| WORK REQUIRED |
Repeat the material in full. Keep every line exactly as it is.

(Excerpts from a figure dataset)
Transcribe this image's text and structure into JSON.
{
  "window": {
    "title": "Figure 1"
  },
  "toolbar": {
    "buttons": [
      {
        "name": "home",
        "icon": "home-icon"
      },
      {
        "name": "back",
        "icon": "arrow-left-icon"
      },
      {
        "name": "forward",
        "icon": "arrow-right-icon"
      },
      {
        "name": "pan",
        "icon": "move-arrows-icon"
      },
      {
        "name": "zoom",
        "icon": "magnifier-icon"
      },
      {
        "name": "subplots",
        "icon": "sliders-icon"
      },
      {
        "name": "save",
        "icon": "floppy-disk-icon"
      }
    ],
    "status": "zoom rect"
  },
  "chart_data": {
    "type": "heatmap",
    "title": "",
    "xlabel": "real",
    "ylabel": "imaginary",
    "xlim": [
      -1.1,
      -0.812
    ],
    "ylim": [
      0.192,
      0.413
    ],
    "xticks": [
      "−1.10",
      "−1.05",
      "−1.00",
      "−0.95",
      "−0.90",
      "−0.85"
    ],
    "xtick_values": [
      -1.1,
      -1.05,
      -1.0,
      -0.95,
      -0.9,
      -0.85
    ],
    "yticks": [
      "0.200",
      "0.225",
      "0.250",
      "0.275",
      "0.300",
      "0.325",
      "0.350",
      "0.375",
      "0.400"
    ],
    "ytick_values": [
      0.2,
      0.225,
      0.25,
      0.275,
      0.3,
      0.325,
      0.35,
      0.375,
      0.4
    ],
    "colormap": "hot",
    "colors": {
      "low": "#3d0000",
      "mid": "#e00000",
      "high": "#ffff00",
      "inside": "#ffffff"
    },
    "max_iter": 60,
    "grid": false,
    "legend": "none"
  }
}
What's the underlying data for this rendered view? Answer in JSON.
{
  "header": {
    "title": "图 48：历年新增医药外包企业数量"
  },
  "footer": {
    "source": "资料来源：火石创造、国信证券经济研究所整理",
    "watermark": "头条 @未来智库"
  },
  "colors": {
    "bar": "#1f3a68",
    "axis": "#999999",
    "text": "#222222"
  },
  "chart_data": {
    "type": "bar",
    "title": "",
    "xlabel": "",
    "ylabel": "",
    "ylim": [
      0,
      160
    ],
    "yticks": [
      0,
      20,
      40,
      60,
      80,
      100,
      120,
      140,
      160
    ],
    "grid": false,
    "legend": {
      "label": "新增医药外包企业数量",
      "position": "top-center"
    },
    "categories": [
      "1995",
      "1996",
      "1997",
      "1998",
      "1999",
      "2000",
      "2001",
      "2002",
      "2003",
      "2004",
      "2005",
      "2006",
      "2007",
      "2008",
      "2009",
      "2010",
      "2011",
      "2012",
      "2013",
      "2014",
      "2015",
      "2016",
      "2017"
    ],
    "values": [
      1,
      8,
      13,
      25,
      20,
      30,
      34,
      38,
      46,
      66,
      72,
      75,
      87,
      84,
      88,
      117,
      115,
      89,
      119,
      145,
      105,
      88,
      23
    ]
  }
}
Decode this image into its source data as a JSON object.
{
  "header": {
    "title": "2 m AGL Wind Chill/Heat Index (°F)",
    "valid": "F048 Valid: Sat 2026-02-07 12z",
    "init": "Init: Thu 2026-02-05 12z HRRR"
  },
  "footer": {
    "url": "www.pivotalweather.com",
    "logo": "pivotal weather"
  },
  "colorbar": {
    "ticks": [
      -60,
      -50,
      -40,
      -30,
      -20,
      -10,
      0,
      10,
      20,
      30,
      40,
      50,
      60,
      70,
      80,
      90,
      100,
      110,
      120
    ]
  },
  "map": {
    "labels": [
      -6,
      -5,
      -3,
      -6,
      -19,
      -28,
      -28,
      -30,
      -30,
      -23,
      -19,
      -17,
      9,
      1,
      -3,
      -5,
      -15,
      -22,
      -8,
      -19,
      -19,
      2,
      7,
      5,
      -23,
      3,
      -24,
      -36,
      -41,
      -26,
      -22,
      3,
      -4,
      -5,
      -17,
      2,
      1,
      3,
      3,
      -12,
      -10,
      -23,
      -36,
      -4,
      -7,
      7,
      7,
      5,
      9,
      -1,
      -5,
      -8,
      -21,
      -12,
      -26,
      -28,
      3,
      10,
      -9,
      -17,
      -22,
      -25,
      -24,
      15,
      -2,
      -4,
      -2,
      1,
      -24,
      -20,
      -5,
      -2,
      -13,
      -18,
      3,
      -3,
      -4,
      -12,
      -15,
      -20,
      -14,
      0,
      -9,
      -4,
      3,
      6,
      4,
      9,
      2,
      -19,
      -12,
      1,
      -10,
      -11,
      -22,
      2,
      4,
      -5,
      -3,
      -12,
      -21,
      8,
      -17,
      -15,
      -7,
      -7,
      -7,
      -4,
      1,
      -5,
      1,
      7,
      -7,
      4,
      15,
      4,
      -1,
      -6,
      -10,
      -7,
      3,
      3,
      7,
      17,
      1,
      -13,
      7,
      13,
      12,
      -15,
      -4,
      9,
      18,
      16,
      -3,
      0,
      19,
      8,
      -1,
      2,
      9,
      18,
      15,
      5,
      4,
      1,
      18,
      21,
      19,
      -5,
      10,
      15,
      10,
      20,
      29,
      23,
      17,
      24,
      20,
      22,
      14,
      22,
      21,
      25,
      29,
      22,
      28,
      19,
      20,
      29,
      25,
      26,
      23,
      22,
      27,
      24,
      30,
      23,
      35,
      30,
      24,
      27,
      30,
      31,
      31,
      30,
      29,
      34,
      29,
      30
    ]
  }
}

| RESULT FOR THIS TASK |
Transcribe this image's text and structure into JSON.
{
  "window": {
    "title": "Figure 1"
  },
  "toolbar": {
    "buttons": [
      {
        "name": "home",
        "icon": "home-icon"
      },
      {
        "name": "back",
        "icon": "arrow-left-icon"
      },
      {
        "name": "forward",
        "icon": "arrow-right-icon"
      },
      {
        "name": "pan",
        "icon": "move-arrows-icon"
      },
      {
        "name": "zoom",
        "icon": "magnifier-icon"
      },
      {
        "name": "subplots",
        "icon": "sliders-icon"
      },
      {
        "name": "save",
        "icon": "floppy-disk-icon"
      }
    ],
    "status": "zoom rect"
  },
  "chart_data": {
    "type": "heatmap",
    "title": "",
    "xlabel": "real",
    "ylabel": "imaginary",
    "xlim": [
      -1.1,
      -0.812
    ],
    "ylim": [
      0.192,
      0.413
    ],
    "xticks": [
      "−1.10",
      "−1.05",
      "−1.00",
      "−0.95",
      "−0.90",
      "−0.85"
    ],
    "xtick_values": [
      -1.1,
      -1.05,
      -1.0,
      -0.95,
      -0.9,
      -0.85
    ],
    "yticks": [
      "0.200",
      "0.225",
      "0.250",
      "0.275",
      "0.300",
      "0.325",
      "0.350",
      "0.375",
      "0.400"
    ],
    "ytick_values": [
      0.2,
      0.225,
      0.25,
      0.275,
      0.3,
      0.325,
      0.35,
      0.375,
      0.4
    ],
    "colormap": "hot",
    "colors": {
      "low": "#3d0000",
      "mid": "#e00000",
      "high": "#ffff00",
      "inside": "#ffffff"
    },
    "max_iter": 60,
    "grid": false,
    "legend": "none"
  }
}
What's the underlying data for this rendered view? Answer in JSON.
{
  "header": {
    "title": "图 48：历年新增医药外包企业数量"
  },
  "footer": {
    "source": "资料来源：火石创造、国信证券经济研究所整理",
    "watermark": "头条 @未来智库"
  },
  "colors": {
    "bar": "#1f3a68",
    "axis": "#999999",
    "text": "#222222"
  },
  "chart_data": {
    "type": "bar",
    "title": "",
    "xlabel": "",
    "ylabel": "",
    "ylim": [
      0,
      160
    ],
    "yticks": [
      0,
      20,
      40,
      60,
      80,
      100,
      120,
      140,
      160
    ],
    "grid": false,
    "legend": {
      "label": "新增医药外包企业数量",
      "position": "top-center"
    },
    "categories": [
      "1995",
      "1996",
      "1997",
      "1998",
      "1999",
      "2000",
      "2001",
      "2002",
      "2003",
      "2004",
      "2005",
      "2006",
      "2007",
      "2008",
      "2009",
      "2010",
      "2011",
      "2012",
      "2013",
      "2014",
      "2015",
      "2016",
      "2017"
    ],
    "values": [
      1,
      8,
      13,
      25,
      20,
      30,
      34,
      38,
      46,
      66,
      72,
      75,
      87,
      84,
      88,
      117,
      115,
      89,
      119,
      145,
      105,
      88,
      23
    ]
  }
}
Decode this image into its source data as a JSON object.
{
  "header": {
    "title": "2 m AGL Wind Chill/Heat Index (°F)",
    "valid": "F048 Valid: Sat 2026-02-07 12z",
    "init": "Init: Thu 2026-02-05 12z HRRR"
  },
  "footer": {
    "url": "www.pivotalweather.com",
    "logo": "pivotal weather"
  },
  "colorbar": {
    "ticks": [
      -60,
      -50,
      -40,
      -30,
      -20,
      -10,
      0,
      10,
      20,
      30,
      40,
      50,
      60,
      70,
      80,
      90,
      100,
      110,
      120
    ]
  },
  "map": {
    "labels": [
      -6,
      -5,
      -3,
      -6,
      -19,
      -28,
      -28,
      -30,
      -30,
      -23,
      -19,
      -17,
      9,
      1,
      -3,
      -5,
      -15,
      -22,
      -8,
      -19,
      -19,
      2,
      7,
      5,
      -23,
      3,
      -24,
      -36,
      -41,
      -26,
      -22,
      3,
      -4,
      -5,
      -17,
      2,
      1,
      3,
      3,
      -12,
      -10,
      -23,
      -36,
      -4,
      -7,
      7,
      7,
      5,
      9,
      -1,
      -5,
      -8,
      -21,
      -12,
      -26,
      -28,
      3,
      10,
      -9,
      -17,
      -22,
      -25,
      -24,
      15,
      -2,
      -4,
      -2,
      1,
      -24,
      -20,
      -5,
      -2,
      -13,
      -18,
      3,
      -3,
      -4,
      -12,
      -15,
      -20,
      -14,
      0,
      -9,
      -4,
      3,
      6,
      4,
      9,
      2,
      -19,
      -12,
      1,
      -10,
      -11,
      -22,
      2,
      4,
      -5,
      -3,
      -12,
      -21,
      8,
      -17,
      -15,
      -7,
      -7,
      -7,
      -4,
      1,
      -5,
      1,
      7,
      -7,
      4,
      15,
      4,
      -1,
      -6,
      -10,
      -7,
      3,
      3,
      7,
      17,
      1,
      -13,
      7,
      13,
      12,
      -15,
      -4,
      9,
      18,
      16,
      -3,
      0,
      19,
      8,
      -1,
      2,
      9,
      18,
      15,
      5,
      4,
      1,
      18,
      21,
      19,
      -5,
      10,
      15,
      10,
      20,
      29,
      23,
      17,
      24,
      20,
      22,
      14,
      22,
      21,
      25,
      29,
      22,
      28,
      19,
      20,
      29,
      25,
      26,
      23,
      22,
      27,
      24,
      30,
      23,
      35,
      30,
      24,
      27,
      30,
      31,
      31,
      30,
      29,
      34,
      29,
      30
    ]
  }
}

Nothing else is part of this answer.